-- START OF Entries shown --

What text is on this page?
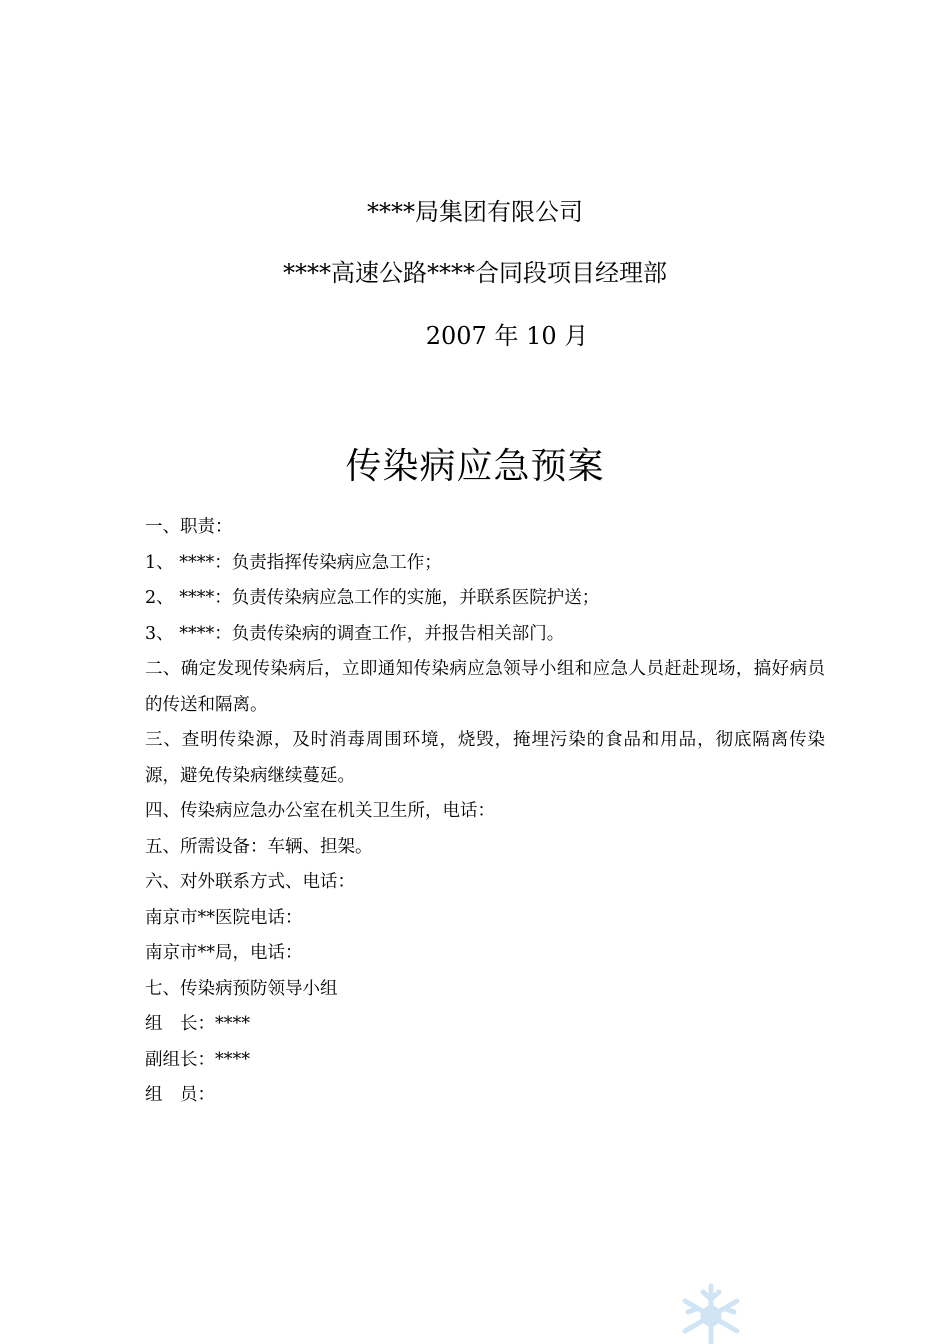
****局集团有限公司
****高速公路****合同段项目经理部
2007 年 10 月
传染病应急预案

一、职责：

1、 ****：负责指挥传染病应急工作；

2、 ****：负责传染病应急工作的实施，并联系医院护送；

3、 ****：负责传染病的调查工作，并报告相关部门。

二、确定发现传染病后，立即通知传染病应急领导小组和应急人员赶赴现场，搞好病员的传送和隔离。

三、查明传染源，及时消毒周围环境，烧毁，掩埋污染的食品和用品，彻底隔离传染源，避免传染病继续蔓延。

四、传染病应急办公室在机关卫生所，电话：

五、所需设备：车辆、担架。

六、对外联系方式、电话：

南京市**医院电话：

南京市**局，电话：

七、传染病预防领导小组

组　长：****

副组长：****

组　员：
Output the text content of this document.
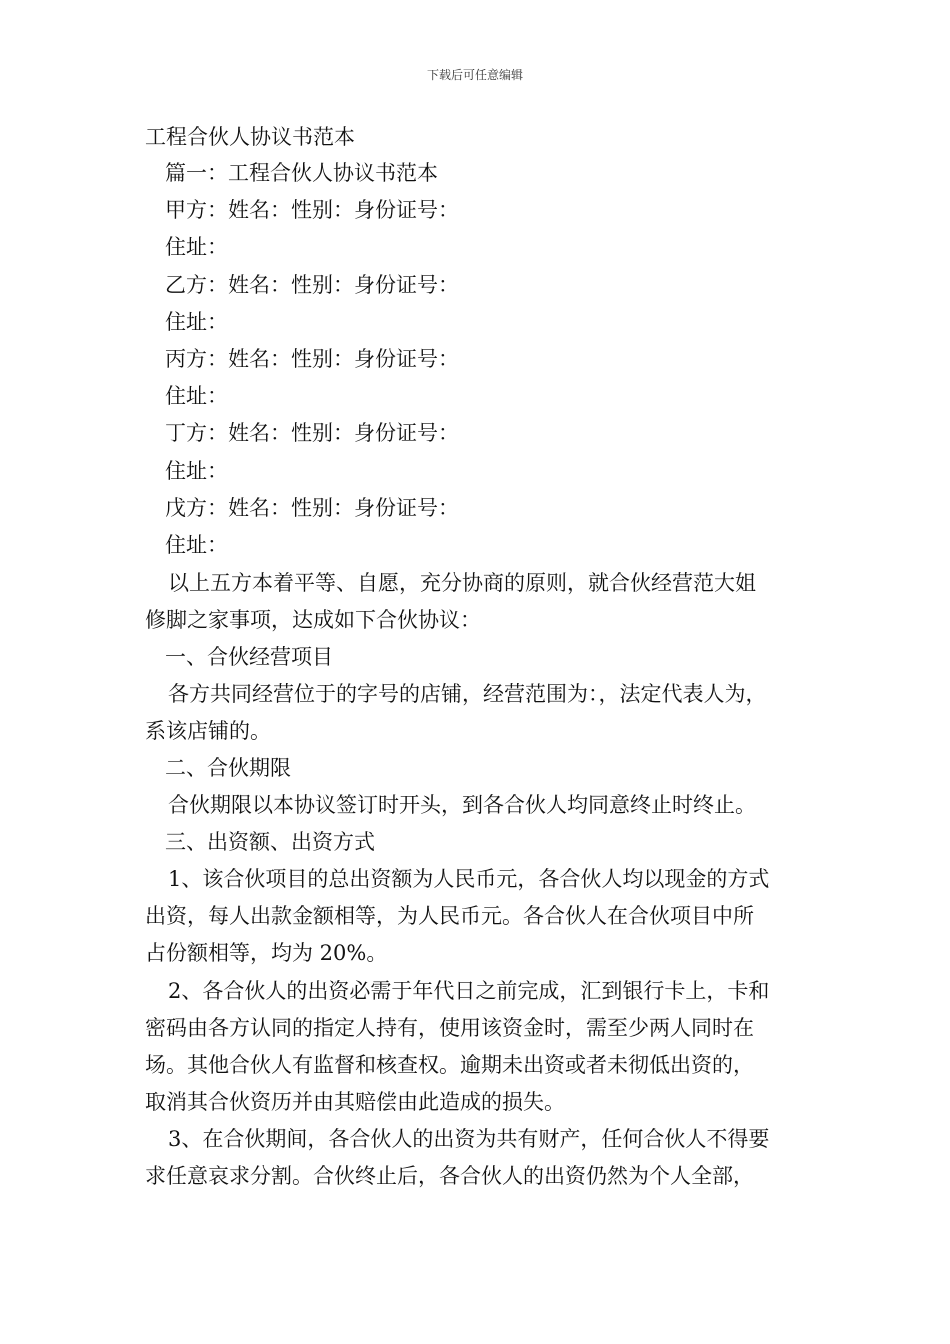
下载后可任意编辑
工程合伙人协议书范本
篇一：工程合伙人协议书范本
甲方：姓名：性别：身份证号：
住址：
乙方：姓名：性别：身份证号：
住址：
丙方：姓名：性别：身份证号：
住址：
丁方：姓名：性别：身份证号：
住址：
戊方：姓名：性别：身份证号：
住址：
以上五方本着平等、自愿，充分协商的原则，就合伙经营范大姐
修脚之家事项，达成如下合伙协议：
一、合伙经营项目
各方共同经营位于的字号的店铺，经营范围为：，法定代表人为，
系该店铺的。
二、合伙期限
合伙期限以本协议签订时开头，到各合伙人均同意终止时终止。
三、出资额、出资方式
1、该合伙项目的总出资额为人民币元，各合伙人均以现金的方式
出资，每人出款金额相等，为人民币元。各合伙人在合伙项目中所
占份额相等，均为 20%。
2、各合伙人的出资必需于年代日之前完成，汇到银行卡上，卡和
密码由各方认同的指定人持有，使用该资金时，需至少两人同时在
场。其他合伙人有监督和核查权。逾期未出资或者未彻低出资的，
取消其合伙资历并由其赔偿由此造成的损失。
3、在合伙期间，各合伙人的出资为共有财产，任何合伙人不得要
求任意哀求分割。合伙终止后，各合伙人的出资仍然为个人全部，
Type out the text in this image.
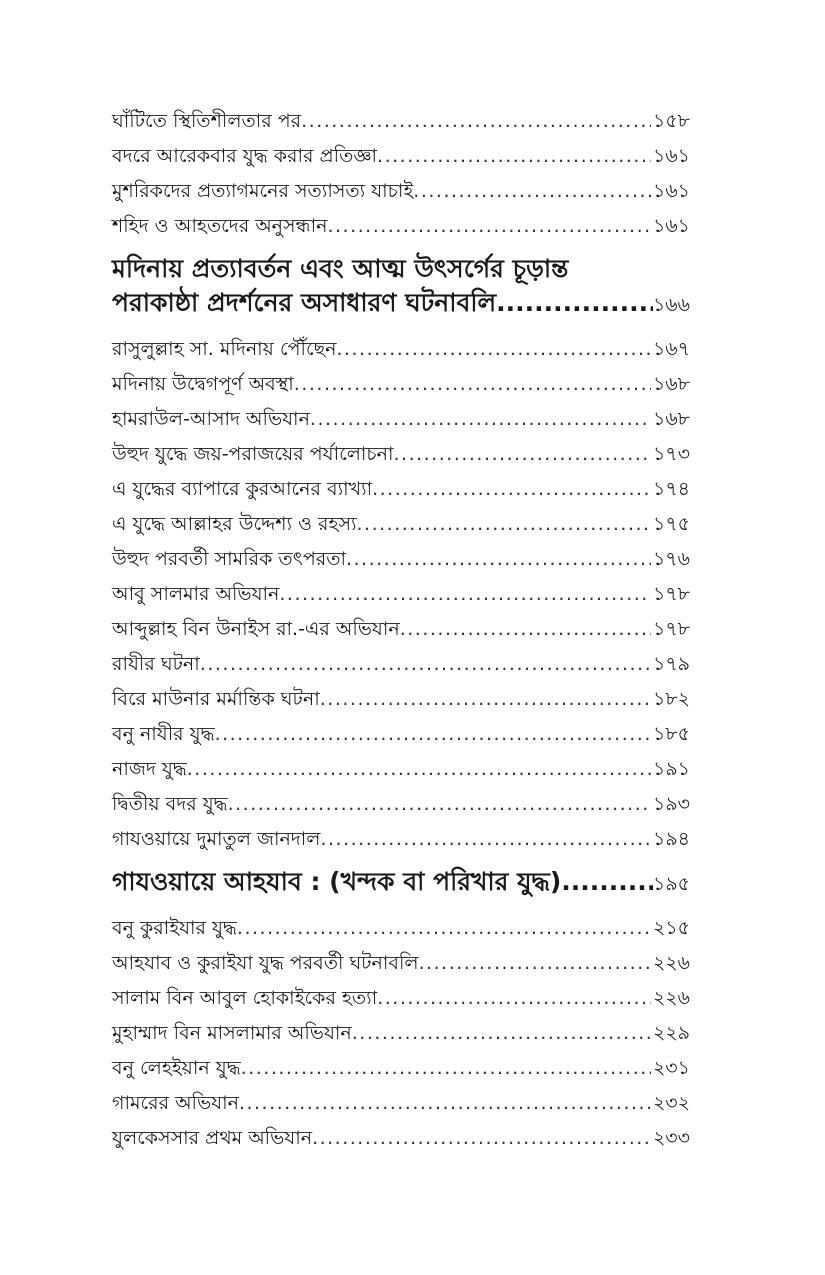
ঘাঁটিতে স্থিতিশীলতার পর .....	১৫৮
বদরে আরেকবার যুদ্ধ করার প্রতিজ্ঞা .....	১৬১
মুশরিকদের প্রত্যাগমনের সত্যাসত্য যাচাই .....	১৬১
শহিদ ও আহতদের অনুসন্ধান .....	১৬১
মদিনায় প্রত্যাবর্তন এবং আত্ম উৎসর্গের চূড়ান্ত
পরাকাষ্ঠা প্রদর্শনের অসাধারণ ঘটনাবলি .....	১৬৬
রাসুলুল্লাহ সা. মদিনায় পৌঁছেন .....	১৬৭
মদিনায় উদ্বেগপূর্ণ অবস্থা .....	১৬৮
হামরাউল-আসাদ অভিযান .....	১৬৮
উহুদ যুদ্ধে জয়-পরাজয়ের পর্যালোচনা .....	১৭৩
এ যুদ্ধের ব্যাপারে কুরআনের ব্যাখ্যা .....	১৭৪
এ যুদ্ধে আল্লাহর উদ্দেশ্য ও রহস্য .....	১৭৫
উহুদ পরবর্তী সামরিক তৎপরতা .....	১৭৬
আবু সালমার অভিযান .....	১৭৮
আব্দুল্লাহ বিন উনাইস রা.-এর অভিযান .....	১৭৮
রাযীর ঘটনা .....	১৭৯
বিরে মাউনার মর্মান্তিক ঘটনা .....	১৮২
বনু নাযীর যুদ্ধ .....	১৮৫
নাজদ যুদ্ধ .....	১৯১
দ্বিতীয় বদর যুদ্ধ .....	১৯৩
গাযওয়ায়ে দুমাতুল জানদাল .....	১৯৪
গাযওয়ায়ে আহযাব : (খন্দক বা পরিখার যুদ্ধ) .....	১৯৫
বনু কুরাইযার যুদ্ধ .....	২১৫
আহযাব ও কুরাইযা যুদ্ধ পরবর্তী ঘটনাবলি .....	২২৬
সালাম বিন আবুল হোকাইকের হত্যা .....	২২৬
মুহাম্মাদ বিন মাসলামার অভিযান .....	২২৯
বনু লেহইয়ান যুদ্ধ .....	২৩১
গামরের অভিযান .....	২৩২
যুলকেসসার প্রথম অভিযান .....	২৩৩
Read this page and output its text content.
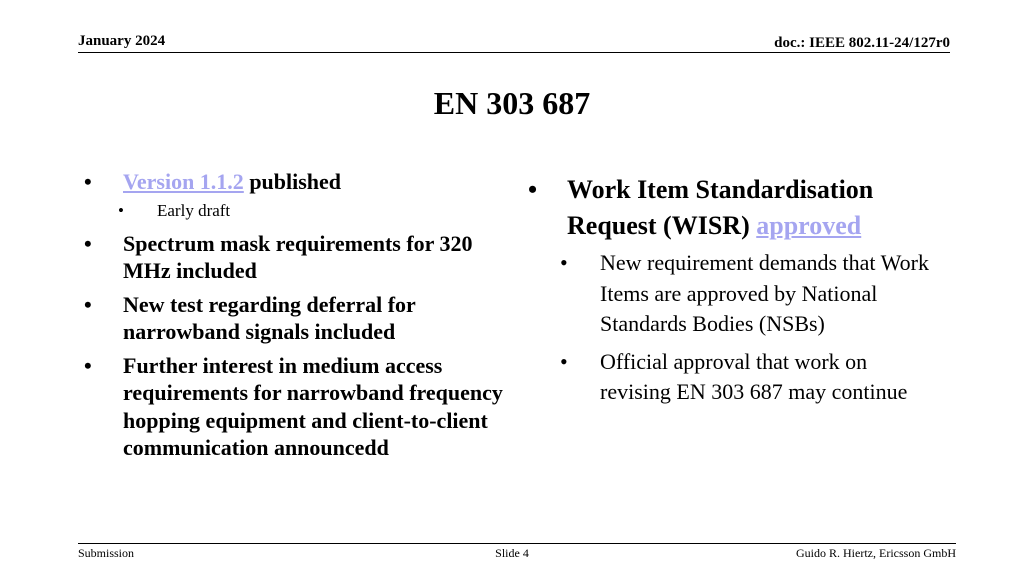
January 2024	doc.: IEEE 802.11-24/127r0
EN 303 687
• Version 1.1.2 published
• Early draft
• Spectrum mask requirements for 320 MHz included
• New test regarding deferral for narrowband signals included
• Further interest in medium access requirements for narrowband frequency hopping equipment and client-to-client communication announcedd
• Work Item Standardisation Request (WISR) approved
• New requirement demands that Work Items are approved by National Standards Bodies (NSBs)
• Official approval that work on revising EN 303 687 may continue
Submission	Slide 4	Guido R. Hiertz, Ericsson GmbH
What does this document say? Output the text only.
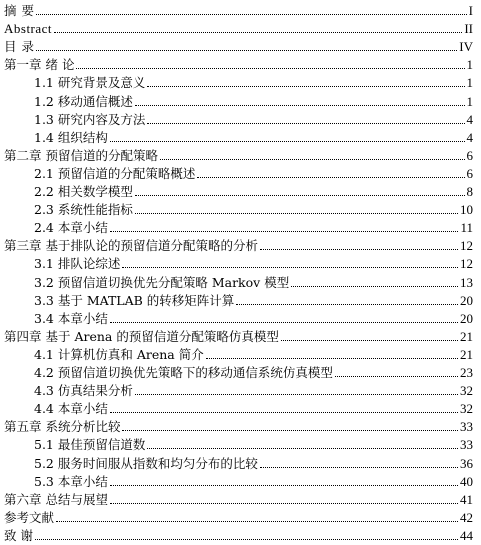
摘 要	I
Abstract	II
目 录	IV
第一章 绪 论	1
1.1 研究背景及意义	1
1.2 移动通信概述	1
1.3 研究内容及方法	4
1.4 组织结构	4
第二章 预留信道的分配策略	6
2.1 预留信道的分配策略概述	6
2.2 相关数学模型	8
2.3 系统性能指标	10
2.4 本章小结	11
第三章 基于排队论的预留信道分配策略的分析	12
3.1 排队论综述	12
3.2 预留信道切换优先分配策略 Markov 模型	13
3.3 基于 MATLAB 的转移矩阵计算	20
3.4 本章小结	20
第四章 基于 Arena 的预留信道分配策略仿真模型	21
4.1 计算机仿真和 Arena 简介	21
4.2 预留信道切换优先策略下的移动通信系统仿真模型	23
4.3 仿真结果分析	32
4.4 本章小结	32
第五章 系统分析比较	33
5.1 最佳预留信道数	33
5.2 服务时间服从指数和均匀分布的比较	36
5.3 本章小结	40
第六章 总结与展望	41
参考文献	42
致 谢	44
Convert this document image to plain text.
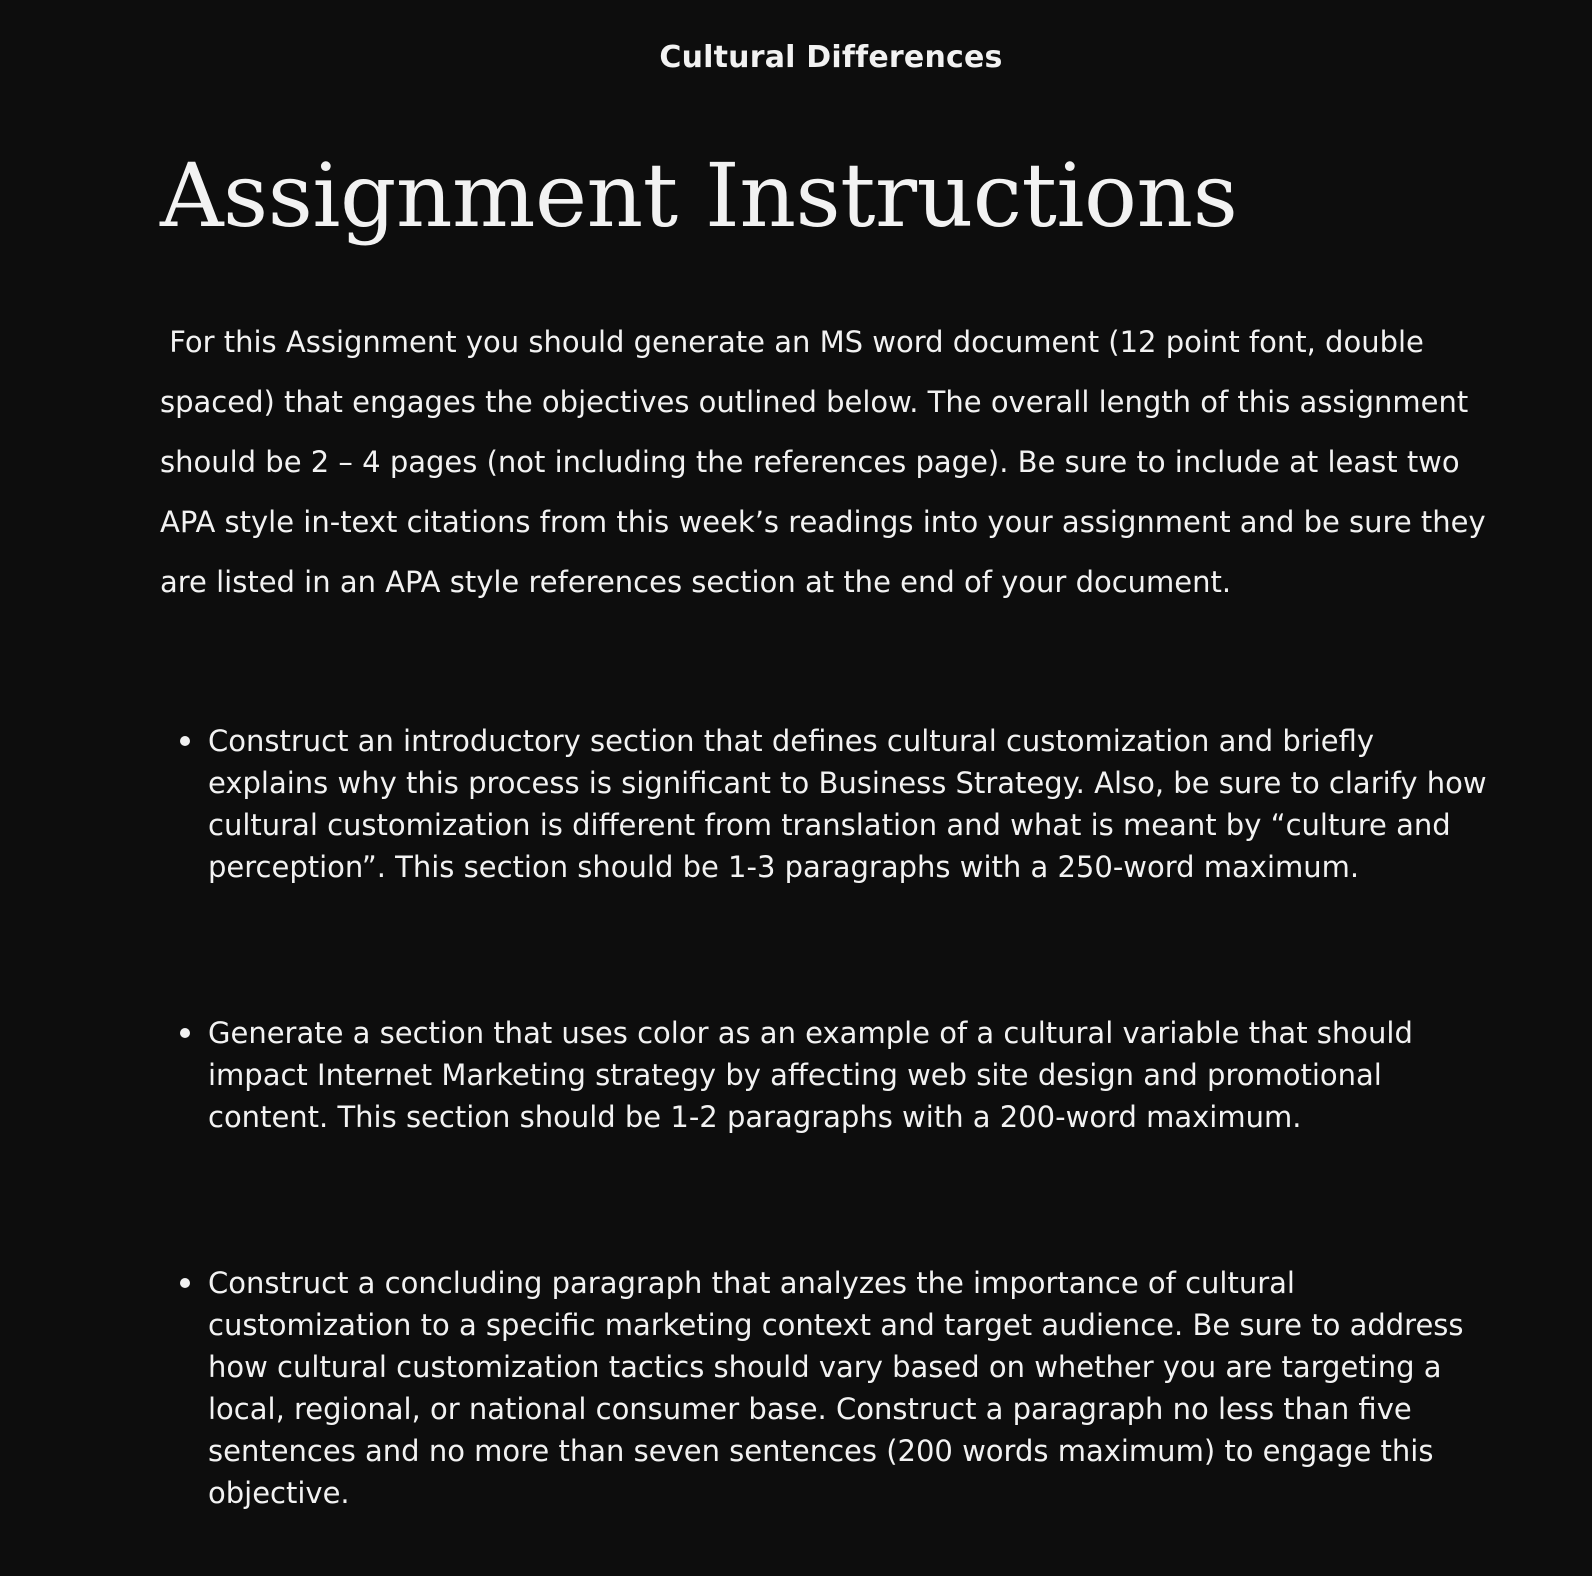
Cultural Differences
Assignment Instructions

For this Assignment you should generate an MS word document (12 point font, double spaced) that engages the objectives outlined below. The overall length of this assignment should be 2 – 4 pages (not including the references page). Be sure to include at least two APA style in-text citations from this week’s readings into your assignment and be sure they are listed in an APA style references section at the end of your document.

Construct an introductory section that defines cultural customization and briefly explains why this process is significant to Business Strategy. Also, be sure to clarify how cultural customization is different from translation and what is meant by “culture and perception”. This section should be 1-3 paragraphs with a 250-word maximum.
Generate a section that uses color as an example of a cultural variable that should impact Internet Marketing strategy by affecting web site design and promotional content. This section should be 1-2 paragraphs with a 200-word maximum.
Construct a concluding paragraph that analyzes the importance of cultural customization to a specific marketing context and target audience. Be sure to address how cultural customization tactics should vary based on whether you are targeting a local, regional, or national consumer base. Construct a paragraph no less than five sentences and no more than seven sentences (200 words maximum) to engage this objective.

-- END OF Entries shown --

Scan the material and collect every line that contains "content".

- Task result -
Output the text content of this document.
Read this page and output its text content.
Generate a section that uses color as an example of a cultural variable that should impact Internet Marketing strategy by affecting web site design and promotional content. This section should be 1-2 paragraphs with a 200-word maximum.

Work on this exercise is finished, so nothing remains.